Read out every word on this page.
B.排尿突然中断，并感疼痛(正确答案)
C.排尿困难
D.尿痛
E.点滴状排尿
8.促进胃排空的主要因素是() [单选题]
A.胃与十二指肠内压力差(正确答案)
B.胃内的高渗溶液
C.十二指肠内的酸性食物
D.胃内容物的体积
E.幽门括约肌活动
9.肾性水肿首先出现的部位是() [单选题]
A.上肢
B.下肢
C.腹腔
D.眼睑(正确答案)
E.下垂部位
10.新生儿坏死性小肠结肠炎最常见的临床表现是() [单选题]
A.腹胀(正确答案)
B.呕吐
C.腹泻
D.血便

-.-.-

WHAT TO PRODUCE:
Repeat all of the entries exactly.

SOLVED EXERCISE:
Read out every word on this page.
B.排尿突然中断，并感疼痛(正确答案)
C.排尿困难
D.尿痛
E.点滴状排尿
8.促进胃排空的主要因素是() [单选题]
A.胃与十二指肠内压力差(正确答案)
B.胃内的高渗溶液
C.十二指肠内的酸性食物
D.胃内容物的体积
E.幽门括约肌活动
9.肾性水肿首先出现的部位是() [单选题]
A.上肢
B.下肢
C.腹腔
D.眼睑(正确答案)
E.下垂部位
10.新生儿坏死性小肠结肠炎最常见的临床表现是() [单选题]
A.腹胀(正确答案)
B.呕吐
C.腹泻
D.血便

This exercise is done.